Exercise instructions
Could you transcribe every entry below exactly, leaving out the pictures?
________________________________________
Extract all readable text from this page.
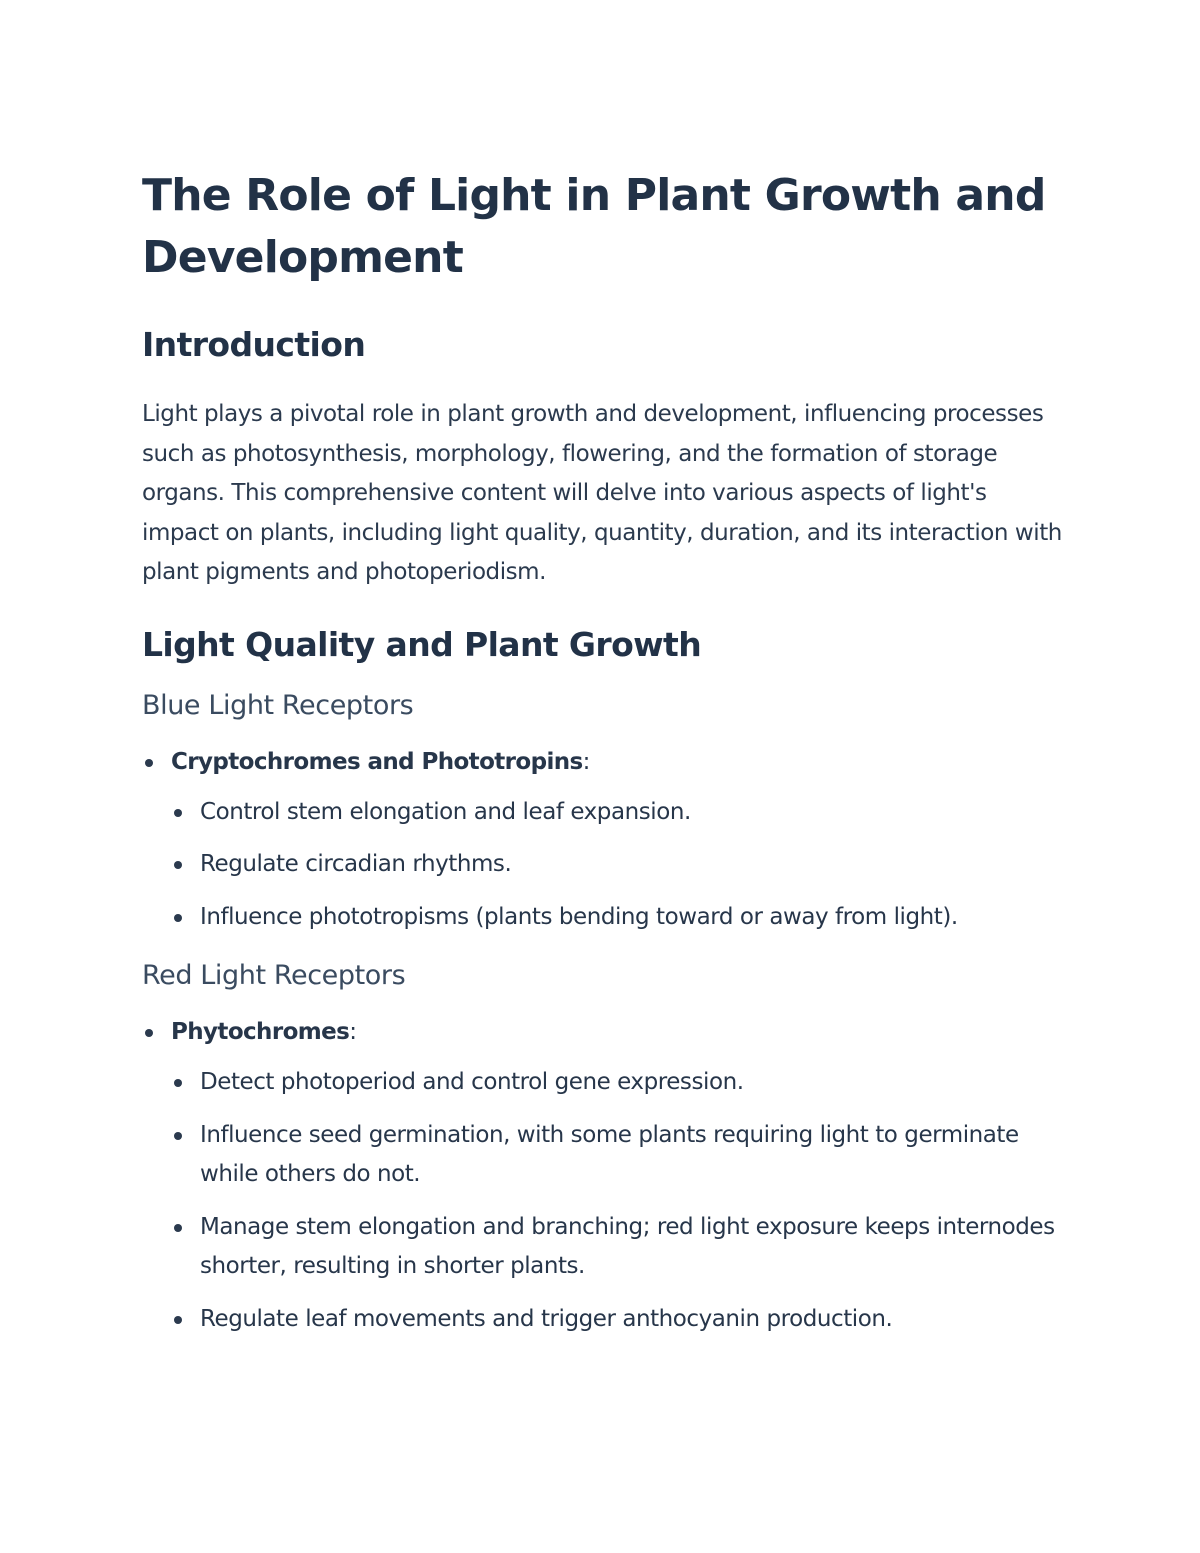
The Role of Light in Plant Growth and Development
Introduction

Light plays a pivotal role in plant growth and development, influencing processes such as photosynthesis, morphology, flowering, and the formation of storage organs. This comprehensive content will delve into various aspects of light's impact on plants, including light quality, quantity, duration, and its interaction with plant pigments and photoperiodism.

Light Quality and Plant Growth
Blue Light Receptors
Cryptochromes and Phototropins:
Control stem elongation and leaf expansion.
Regulate circadian rhythms.
Influence phototropisms (plants bending toward or away from light).
Red Light Receptors
Phytochromes:
Detect photoperiod and control gene expression.
Influence seed germination, with some plants requiring light to germinate while others do not.
Manage stem elongation and branching; red light exposure keeps internodes shorter, resulting in shorter plants.
Regulate leaf movements and trigger anthocyanin production.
________________________________________
Output for this task
Extract all readable text from this page.
The Role of Light in Plant Growth and Development
Introduction

Light plays a pivotal role in plant growth and development, influencing processes such as photosynthesis, morphology, flowering, and the formation of storage organs. This comprehensive content will delve into various aspects of light's impact on plants, including light quality, quantity, duration, and its interaction with plant pigments and photoperiodism.

Light Quality and Plant Growth
Blue Light Receptors
Cryptochromes and Phototropins:
Control stem elongation and leaf expansion.
Regulate circadian rhythms.
Influence phototropisms (plants bending toward or away from light).
Red Light Receptors
Phytochromes:
Detect photoperiod and control gene expression.
Influence seed germination, with some plants requiring light to germinate while others do not.
Manage stem elongation and branching; red light exposure keeps internodes shorter, resulting in shorter plants.
Regulate leaf movements and trigger anthocyanin production.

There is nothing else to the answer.